§ **Do this**
Wherever the word "change" appears in a line, extract that line.

§ **Material**
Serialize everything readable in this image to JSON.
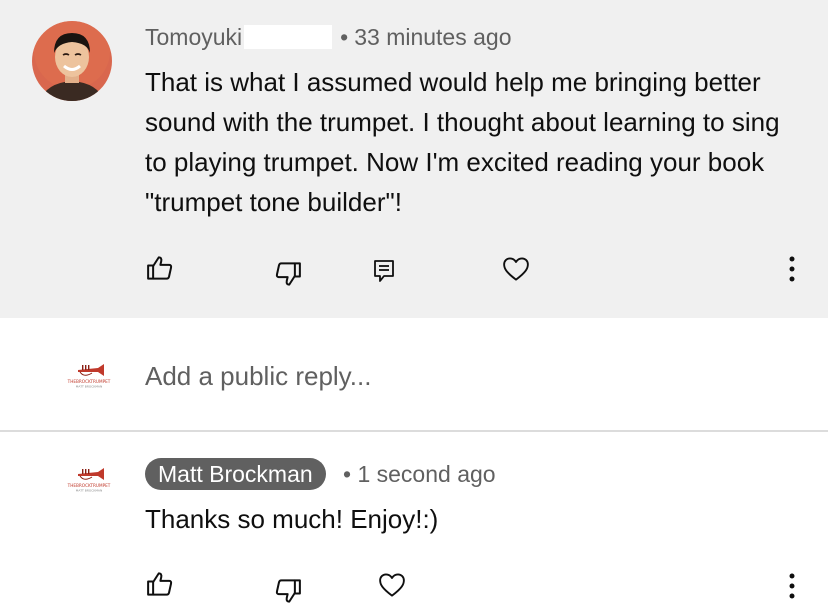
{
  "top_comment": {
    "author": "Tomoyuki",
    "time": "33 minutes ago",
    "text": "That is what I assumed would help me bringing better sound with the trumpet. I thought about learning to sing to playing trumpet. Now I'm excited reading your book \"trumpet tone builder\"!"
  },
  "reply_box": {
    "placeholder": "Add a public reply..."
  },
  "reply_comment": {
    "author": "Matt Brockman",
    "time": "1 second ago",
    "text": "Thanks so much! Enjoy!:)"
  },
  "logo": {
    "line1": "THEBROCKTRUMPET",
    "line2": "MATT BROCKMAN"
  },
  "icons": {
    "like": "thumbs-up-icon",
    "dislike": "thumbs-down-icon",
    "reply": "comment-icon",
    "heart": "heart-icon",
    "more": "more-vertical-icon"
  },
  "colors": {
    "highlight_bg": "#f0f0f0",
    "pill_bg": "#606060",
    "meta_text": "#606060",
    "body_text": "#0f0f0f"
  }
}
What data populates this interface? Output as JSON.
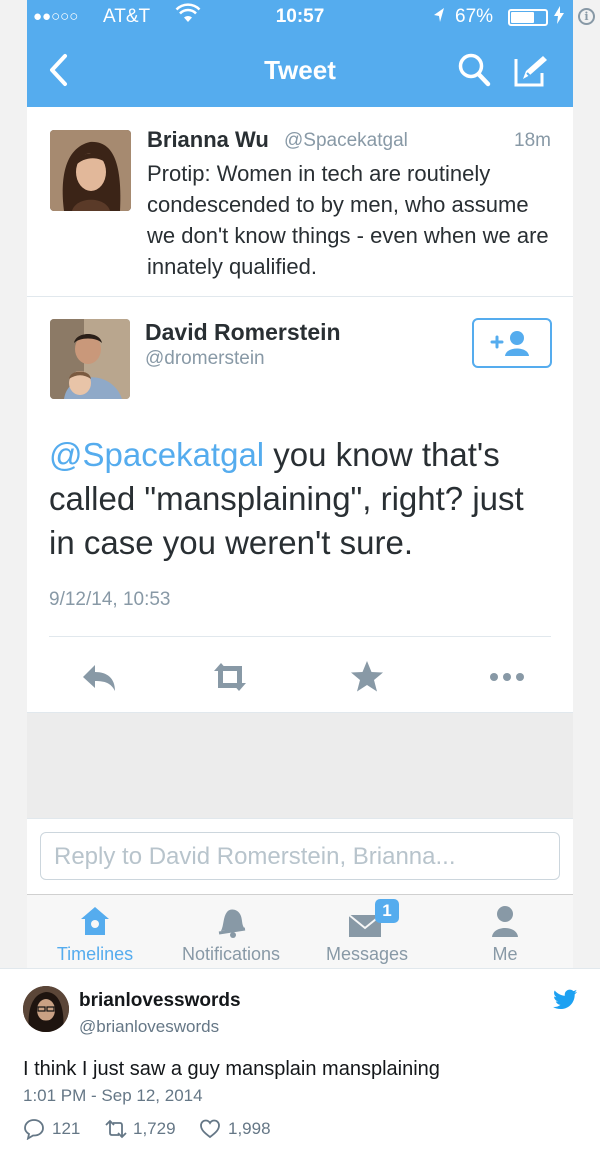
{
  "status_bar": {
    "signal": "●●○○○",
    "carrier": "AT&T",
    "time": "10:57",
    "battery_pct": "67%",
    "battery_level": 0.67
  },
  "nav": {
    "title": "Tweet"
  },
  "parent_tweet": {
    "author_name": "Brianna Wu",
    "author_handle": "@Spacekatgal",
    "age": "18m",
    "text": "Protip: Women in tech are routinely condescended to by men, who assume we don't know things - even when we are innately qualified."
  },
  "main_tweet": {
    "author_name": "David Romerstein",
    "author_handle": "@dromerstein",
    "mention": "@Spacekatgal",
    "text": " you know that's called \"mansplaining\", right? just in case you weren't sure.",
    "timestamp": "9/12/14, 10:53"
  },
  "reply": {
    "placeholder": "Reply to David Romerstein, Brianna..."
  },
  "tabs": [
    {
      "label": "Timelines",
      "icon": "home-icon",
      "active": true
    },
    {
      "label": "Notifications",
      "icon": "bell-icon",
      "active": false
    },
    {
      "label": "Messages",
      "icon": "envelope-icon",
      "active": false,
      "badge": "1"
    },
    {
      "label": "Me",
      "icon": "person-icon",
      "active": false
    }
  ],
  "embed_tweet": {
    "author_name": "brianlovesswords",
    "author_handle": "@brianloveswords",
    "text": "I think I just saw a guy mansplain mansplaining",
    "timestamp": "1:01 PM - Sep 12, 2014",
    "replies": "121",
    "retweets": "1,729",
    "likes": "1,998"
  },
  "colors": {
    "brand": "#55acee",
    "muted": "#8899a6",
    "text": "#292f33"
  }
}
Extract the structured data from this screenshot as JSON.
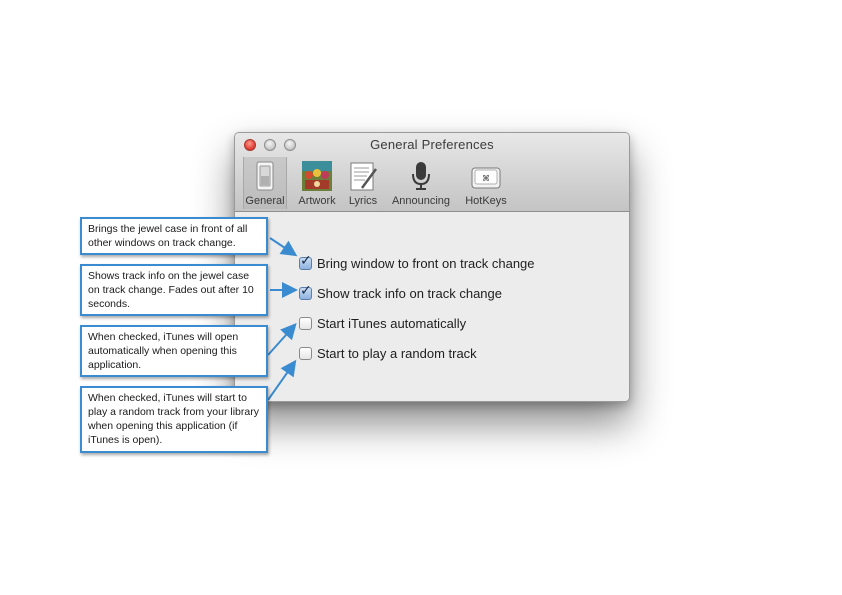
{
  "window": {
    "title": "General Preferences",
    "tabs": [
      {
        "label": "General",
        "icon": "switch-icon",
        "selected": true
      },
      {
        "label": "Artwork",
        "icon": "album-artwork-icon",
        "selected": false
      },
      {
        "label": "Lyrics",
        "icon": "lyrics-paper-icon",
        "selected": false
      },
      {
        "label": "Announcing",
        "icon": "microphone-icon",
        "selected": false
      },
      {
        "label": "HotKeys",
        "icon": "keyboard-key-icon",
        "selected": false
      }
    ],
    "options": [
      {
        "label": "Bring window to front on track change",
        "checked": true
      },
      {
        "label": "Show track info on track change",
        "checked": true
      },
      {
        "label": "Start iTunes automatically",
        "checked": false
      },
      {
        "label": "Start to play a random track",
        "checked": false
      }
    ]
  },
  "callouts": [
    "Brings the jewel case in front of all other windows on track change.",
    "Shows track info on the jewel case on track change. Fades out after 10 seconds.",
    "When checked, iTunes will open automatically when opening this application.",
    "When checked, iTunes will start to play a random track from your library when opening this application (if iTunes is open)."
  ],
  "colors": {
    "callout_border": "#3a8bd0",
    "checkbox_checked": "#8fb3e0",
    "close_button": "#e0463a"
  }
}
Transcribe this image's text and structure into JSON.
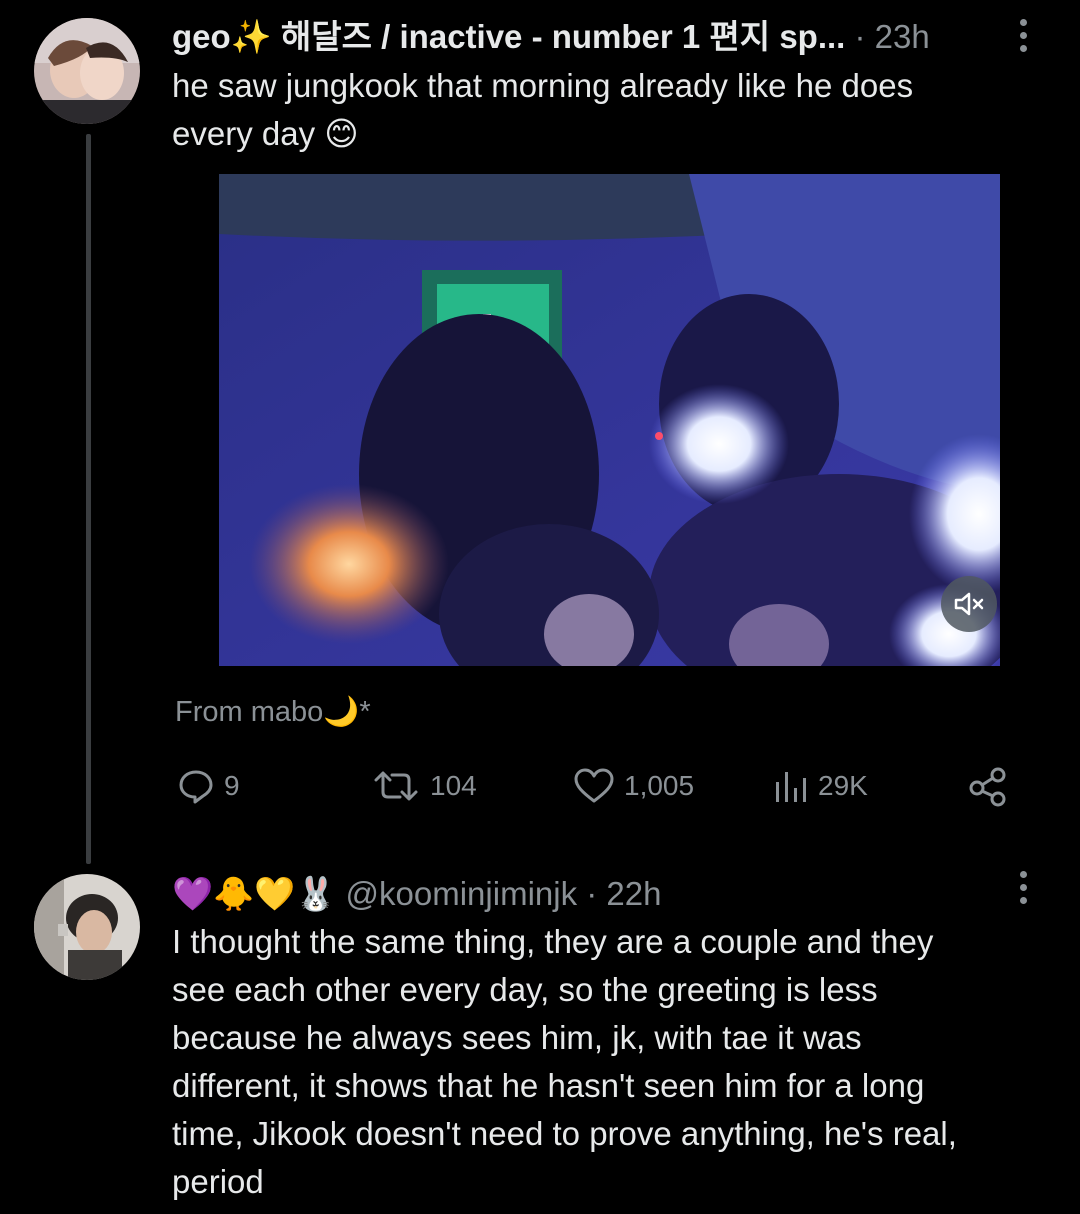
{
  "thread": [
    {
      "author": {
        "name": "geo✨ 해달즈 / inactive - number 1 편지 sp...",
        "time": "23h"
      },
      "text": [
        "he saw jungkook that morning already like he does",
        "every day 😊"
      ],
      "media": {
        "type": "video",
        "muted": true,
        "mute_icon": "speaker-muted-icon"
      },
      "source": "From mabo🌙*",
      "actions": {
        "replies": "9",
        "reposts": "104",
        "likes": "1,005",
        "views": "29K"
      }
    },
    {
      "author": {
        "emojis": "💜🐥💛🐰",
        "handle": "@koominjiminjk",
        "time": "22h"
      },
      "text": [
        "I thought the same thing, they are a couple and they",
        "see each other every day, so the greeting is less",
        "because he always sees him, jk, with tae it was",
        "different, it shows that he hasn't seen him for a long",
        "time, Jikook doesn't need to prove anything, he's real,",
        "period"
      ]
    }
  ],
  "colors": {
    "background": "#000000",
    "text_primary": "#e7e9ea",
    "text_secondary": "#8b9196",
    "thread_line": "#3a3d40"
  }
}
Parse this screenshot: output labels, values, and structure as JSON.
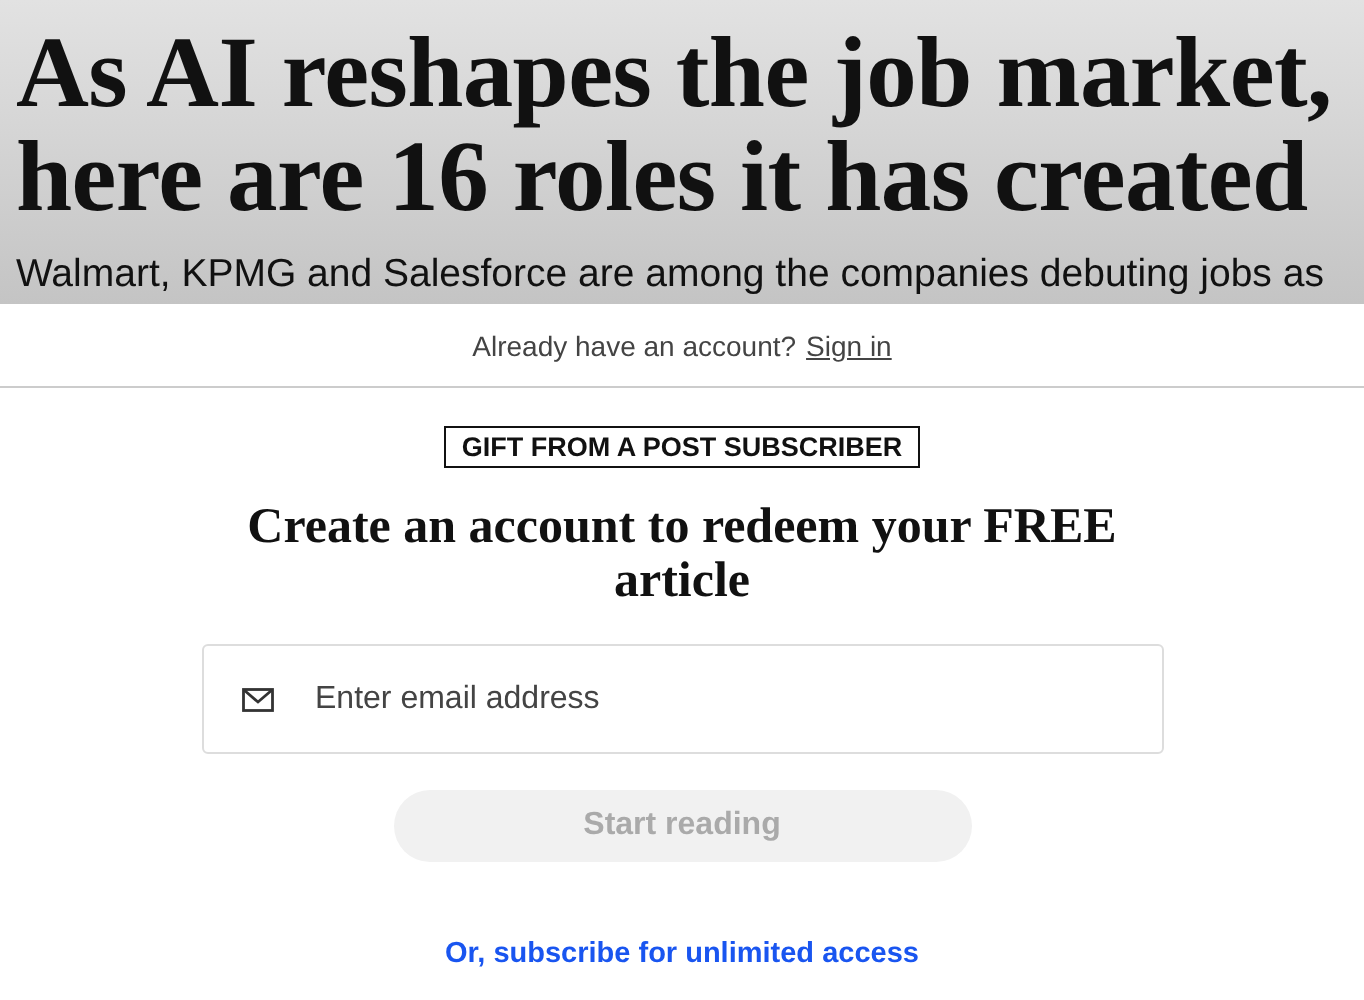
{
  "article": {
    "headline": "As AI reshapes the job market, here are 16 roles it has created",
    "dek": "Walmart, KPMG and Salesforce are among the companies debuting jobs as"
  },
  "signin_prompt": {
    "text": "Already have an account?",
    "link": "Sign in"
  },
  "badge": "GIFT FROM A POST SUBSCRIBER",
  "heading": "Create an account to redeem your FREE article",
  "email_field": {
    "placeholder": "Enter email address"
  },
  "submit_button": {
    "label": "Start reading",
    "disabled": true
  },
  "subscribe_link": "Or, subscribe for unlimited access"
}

§ **Reply to the exercise**
        "label": "Bring window to front on track change",
        "label": "Show track info on track change",
    "Brings the jewel case in front of all other windows on track change.",
    "Shows track info on the jewel case on track change. Fades out after 10 seconds.",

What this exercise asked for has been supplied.